Stated exercise: Copy out every one of the rows below word for word.

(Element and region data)
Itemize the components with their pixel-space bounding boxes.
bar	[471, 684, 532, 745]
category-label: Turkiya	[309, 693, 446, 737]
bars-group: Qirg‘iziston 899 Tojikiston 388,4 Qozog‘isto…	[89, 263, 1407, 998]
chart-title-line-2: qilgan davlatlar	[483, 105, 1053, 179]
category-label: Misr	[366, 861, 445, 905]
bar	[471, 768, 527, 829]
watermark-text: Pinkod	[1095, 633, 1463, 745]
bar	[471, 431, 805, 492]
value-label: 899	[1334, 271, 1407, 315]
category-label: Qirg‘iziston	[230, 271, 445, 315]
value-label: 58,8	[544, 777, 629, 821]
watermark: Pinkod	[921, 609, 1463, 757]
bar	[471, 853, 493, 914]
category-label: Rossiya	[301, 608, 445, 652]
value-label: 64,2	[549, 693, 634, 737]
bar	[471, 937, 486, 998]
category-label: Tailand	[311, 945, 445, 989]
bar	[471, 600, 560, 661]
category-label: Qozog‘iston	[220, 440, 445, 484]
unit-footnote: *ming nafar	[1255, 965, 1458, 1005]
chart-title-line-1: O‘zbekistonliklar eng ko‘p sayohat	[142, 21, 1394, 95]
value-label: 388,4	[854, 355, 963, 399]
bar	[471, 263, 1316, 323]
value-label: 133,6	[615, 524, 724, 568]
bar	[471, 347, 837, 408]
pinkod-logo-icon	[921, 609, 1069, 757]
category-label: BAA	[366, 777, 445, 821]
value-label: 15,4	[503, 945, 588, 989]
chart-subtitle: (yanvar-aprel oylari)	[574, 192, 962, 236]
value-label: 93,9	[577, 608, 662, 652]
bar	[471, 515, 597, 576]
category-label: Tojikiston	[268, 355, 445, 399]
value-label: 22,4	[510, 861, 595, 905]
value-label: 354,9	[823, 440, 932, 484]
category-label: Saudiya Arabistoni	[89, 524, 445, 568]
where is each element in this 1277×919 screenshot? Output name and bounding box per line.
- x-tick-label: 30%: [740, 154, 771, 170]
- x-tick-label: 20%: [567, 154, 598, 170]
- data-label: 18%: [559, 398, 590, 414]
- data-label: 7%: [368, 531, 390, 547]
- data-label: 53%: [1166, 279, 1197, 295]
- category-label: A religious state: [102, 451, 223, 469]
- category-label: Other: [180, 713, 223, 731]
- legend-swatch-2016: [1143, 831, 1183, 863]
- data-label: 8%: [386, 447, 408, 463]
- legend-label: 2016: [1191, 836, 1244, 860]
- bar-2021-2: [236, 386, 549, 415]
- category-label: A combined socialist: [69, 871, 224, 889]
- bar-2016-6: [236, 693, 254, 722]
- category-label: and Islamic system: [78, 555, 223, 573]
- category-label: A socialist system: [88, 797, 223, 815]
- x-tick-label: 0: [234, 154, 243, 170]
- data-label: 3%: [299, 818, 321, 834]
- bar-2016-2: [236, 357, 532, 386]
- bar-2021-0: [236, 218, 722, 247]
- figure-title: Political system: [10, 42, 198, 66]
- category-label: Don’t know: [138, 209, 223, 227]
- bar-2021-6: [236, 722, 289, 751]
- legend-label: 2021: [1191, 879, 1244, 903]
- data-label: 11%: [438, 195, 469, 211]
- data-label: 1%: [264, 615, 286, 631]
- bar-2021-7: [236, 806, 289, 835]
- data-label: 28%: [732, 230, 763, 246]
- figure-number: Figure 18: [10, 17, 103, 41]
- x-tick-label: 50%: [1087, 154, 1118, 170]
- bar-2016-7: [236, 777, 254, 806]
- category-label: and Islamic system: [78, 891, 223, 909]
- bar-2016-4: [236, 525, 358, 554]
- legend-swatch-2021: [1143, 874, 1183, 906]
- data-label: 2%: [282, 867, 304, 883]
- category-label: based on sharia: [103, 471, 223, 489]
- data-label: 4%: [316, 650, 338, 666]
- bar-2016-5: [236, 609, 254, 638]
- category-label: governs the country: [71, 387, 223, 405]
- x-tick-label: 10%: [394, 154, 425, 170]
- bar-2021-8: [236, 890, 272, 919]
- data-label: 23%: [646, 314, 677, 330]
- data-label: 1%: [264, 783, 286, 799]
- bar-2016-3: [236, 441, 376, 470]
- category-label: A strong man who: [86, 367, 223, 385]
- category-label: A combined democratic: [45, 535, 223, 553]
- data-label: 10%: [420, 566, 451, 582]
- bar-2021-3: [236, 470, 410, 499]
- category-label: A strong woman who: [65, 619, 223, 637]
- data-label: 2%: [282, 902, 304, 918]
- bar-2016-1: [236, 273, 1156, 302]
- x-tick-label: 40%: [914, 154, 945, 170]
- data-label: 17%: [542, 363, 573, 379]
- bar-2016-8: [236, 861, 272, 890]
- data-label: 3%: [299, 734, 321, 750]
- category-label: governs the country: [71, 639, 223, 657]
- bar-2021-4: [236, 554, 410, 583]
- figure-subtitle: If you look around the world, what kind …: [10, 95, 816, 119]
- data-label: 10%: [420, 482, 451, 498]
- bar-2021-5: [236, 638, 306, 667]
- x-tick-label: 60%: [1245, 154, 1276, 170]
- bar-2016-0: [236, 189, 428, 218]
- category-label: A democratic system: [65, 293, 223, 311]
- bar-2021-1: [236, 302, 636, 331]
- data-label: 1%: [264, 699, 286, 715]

Result:
Itemize the components with their pixel-space bounding boxes.
bar	[471, 684, 532, 745]
category-label: Turkiya	[309, 693, 446, 737]
bars-group: Qirg‘iziston 899 Tojikiston 388,4 Qozog‘isto…	[89, 263, 1407, 998]
chart-title-line-2: qilgan davlatlar	[483, 105, 1053, 179]
category-label: Misr	[366, 861, 445, 905]
bar	[471, 768, 527, 829]
watermark-text: Pinkod	[1095, 633, 1463, 745]
bar	[471, 431, 805, 492]
value-label: 899	[1334, 271, 1407, 315]
category-label: Qirg‘iziston	[230, 271, 445, 315]
value-label: 58,8	[544, 777, 629, 821]
watermark: Pinkod	[921, 609, 1463, 757]
bar	[471, 853, 493, 914]
category-label: Rossiya	[301, 608, 445, 652]
value-label: 64,2	[549, 693, 634, 737]
bar	[471, 937, 486, 998]
category-label: Tailand	[311, 945, 445, 989]
bar	[471, 600, 560, 661]
category-label: Qozog‘iston	[220, 440, 445, 484]
unit-footnote: *ming nafar	[1255, 965, 1458, 1005]
chart-title-line-1: O‘zbekistonliklar eng ko‘p sayohat	[142, 21, 1394, 95]
value-label: 388,4	[854, 355, 963, 399]
bar	[471, 263, 1316, 323]
value-label: 133,6	[615, 524, 724, 568]
bar	[471, 347, 837, 408]
pinkod-logo-icon	[921, 609, 1069, 757]
category-label: BAA	[366, 777, 445, 821]
value-label: 15,4	[503, 945, 588, 989]
chart-subtitle: (yanvar-aprel oylari)	[574, 192, 962, 236]
value-label: 93,9	[577, 608, 662, 652]
bar	[471, 515, 597, 576]
category-label: Tojikiston	[268, 355, 445, 399]
value-label: 22,4	[510, 861, 595, 905]
value-label: 354,9	[823, 440, 932, 484]
category-label: Saudiya Arabistoni	[89, 524, 445, 568]
where is each element in this 1277×919 screenshot? Output name and bounding box per line.
- x-tick-label: 30%: [740, 154, 771, 170]
- x-tick-label: 20%: [567, 154, 598, 170]
- data-label: 18%: [559, 398, 590, 414]
- data-label: 7%: [368, 531, 390, 547]
- data-label: 53%: [1166, 279, 1197, 295]
- category-label: A religious state: [102, 451, 223, 469]
- category-label: Other: [180, 713, 223, 731]
- legend-swatch-2016: [1143, 831, 1183, 863]
- data-label: 8%: [386, 447, 408, 463]
- legend-label: 2016: [1191, 836, 1244, 860]
- bar-2021-2: [236, 386, 549, 415]
- category-label: A combined socialist: [69, 871, 224, 889]
- bar-2016-6: [236, 693, 254, 722]
- category-label: and Islamic system: [78, 555, 223, 573]
- category-label: A socialist system: [88, 797, 223, 815]
- x-tick-label: 0: [234, 154, 243, 170]
- data-label: 3%: [299, 818, 321, 834]
- bar-2016-2: [236, 357, 532, 386]
- bar-2021-0: [236, 218, 722, 247]
- figure-title: Political system: [10, 42, 198, 66]
- category-label: Don’t know: [138, 209, 223, 227]
- bar-2021-6: [236, 722, 289, 751]
- legend-label: 2021: [1191, 879, 1244, 903]
- data-label: 11%: [438, 195, 469, 211]
- data-label: 1%: [264, 615, 286, 631]
- bar-2021-7: [236, 806, 289, 835]
- data-label: 28%: [732, 230, 763, 246]
- figure-number: Figure 18: [10, 17, 103, 41]
- x-tick-label: 50%: [1087, 154, 1118, 170]
- bar-2016-7: [236, 777, 254, 806]
- category-label: and Islamic system: [78, 891, 223, 909]
- bar-2016-4: [236, 525, 358, 554]
- legend-swatch-2021: [1143, 874, 1183, 906]
- data-label: 2%: [282, 867, 304, 883]
- category-label: based on sharia: [103, 471, 223, 489]
- data-label: 4%: [316, 650, 338, 666]
- bar-2016-5: [236, 609, 254, 638]
- category-label: governs the country: [71, 387, 223, 405]
- x-tick-label: 10%: [394, 154, 425, 170]
- bar-2021-8: [236, 890, 272, 919]
- data-label: 23%: [646, 314, 677, 330]
- data-label: 1%: [264, 783, 286, 799]
- bar-2016-3: [236, 441, 376, 470]
- category-label: A strong man who: [86, 367, 223, 385]
- category-label: A combined democratic: [45, 535, 223, 553]
- data-label: 10%: [420, 566, 451, 582]
- bar-2021-3: [236, 470, 410, 499]
- category-label: A strong woman who: [65, 619, 223, 637]
- data-label: 2%: [282, 902, 304, 918]
- bar-2016-1: [236, 273, 1156, 302]
- x-tick-label: 40%: [914, 154, 945, 170]
- data-label: 17%: [542, 363, 573, 379]
- bar-2016-8: [236, 861, 272, 890]
- data-label: 3%: [299, 734, 321, 750]
- category-label: governs the country: [71, 639, 223, 657]
- bar-2021-4: [236, 554, 410, 583]
- figure-subtitle: If you look around the world, what kind …: [10, 95, 816, 119]
- data-label: 10%: [420, 482, 451, 498]
- bar-2021-5: [236, 638, 306, 667]
- x-tick-label: 60%: [1245, 154, 1276, 170]
- bar-2016-0: [236, 189, 428, 218]
- category-label: A democratic system: [65, 293, 223, 311]
- bar-2021-1: [236, 302, 636, 331]
- data-label: 1%: [264, 699, 286, 715]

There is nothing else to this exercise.